BEGIN Available records

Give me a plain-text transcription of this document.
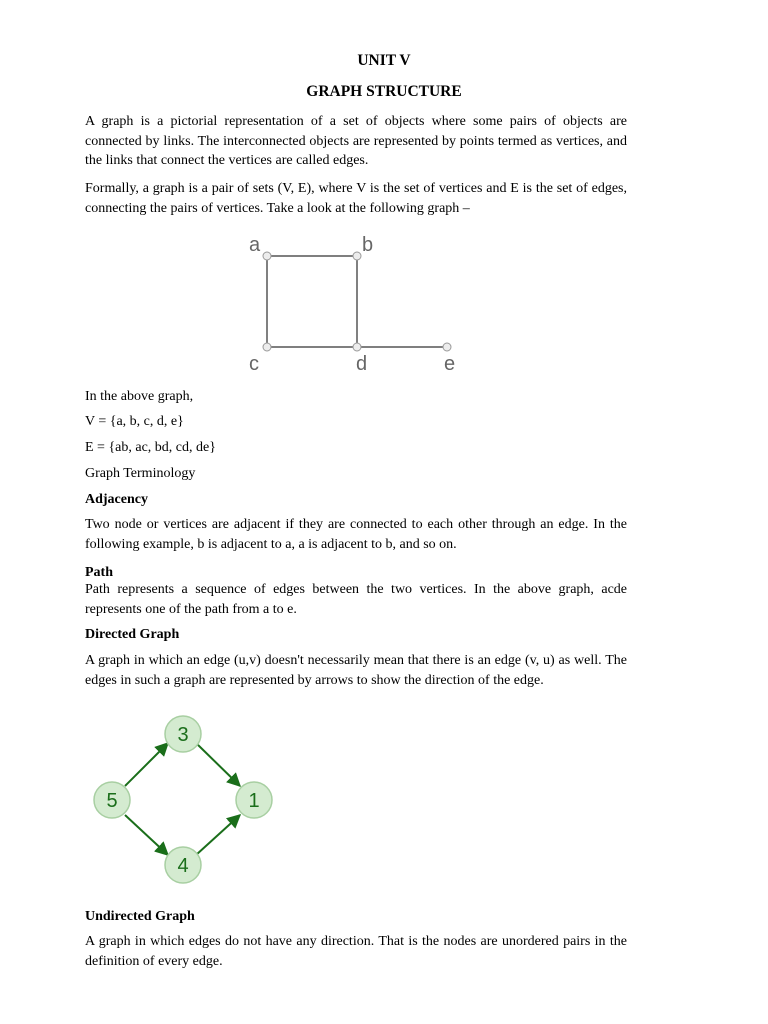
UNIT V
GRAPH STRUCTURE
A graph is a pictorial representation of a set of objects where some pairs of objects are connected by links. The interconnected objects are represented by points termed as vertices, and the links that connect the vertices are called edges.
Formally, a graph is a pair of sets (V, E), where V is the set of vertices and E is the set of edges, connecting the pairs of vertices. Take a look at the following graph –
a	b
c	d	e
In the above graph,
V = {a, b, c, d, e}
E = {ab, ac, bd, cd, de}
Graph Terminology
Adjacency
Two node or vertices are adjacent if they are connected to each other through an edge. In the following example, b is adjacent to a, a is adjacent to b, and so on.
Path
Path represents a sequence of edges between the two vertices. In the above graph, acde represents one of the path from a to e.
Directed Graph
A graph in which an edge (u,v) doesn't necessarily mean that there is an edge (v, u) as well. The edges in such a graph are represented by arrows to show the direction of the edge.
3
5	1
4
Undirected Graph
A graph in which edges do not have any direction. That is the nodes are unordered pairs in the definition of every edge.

END Available records
BEGIN Available records

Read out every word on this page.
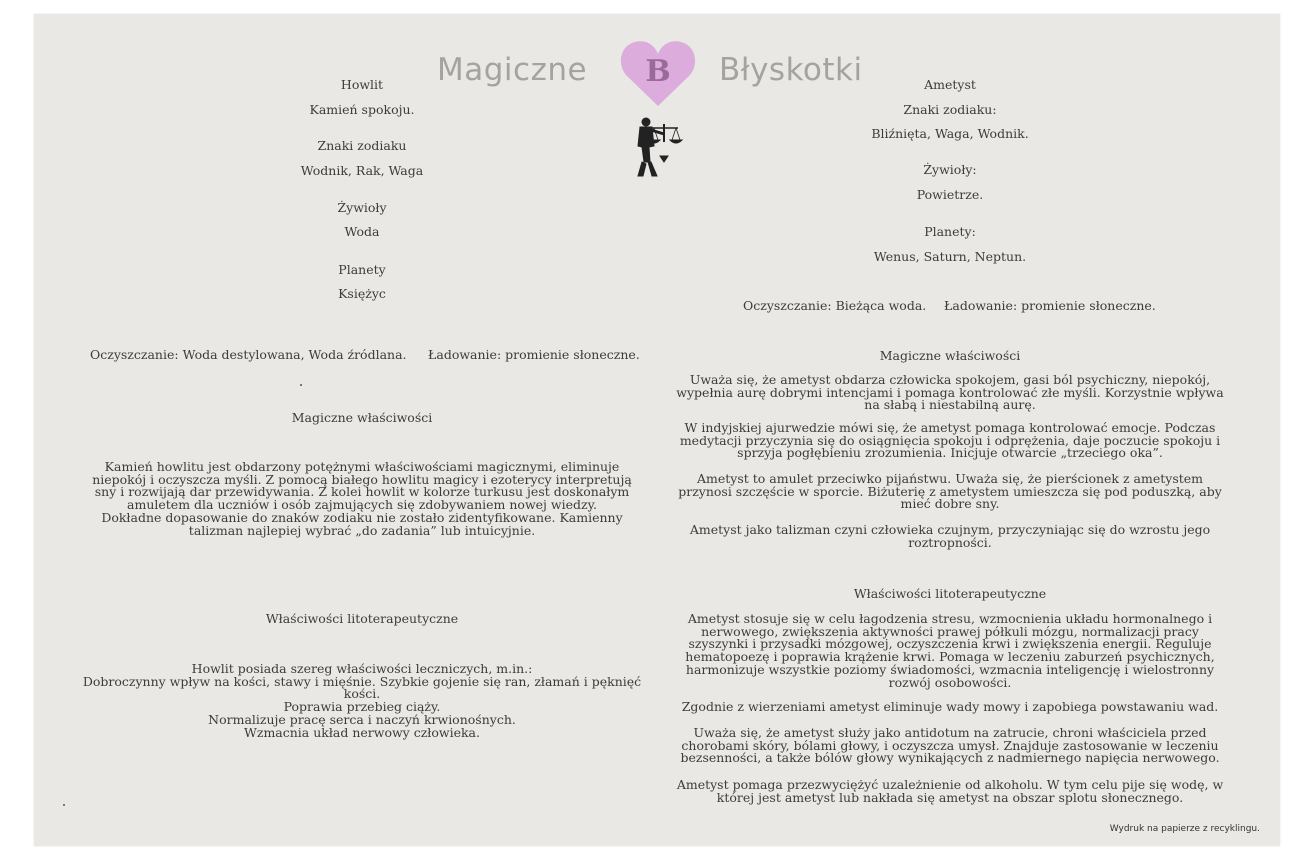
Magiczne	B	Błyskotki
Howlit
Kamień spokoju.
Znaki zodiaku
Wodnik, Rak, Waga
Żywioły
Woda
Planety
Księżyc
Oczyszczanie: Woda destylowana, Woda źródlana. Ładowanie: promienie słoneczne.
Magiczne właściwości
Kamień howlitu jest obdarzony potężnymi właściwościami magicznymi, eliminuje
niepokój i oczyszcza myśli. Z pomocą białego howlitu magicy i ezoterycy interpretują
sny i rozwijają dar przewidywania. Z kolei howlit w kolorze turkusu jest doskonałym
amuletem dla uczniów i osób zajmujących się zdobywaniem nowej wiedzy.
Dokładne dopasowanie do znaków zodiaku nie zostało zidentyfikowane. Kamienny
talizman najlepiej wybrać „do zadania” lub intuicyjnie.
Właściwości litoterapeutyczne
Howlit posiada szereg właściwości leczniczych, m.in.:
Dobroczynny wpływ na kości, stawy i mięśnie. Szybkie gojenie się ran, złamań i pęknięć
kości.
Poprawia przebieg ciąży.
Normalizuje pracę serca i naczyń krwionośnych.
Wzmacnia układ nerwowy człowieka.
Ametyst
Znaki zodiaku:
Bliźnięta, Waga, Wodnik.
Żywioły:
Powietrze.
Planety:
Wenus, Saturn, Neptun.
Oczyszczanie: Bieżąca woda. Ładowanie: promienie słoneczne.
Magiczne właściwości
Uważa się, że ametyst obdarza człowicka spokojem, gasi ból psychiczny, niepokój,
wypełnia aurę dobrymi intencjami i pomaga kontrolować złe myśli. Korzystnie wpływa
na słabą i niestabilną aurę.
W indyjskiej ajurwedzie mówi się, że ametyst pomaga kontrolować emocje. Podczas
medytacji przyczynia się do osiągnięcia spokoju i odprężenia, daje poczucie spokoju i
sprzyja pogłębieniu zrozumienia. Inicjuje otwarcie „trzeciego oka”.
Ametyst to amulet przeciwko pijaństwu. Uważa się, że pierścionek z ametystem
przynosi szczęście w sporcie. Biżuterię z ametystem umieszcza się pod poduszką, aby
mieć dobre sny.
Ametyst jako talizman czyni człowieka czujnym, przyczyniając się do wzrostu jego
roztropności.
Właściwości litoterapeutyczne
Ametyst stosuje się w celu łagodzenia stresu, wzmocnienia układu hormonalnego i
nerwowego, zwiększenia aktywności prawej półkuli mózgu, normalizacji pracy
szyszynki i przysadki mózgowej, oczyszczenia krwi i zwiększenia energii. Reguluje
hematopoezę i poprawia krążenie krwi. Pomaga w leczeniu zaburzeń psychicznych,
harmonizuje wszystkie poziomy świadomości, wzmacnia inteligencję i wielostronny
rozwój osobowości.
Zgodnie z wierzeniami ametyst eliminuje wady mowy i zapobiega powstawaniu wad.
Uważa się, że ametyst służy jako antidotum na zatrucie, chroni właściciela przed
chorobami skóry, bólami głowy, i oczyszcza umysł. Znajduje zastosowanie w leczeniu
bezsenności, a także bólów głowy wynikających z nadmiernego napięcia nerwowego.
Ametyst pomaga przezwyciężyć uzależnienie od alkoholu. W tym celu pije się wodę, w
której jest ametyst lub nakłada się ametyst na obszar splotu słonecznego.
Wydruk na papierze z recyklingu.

END Available records

* Objective *
Determine how many lines of the material include the string "pairs". Output only that count.

* The solution *
3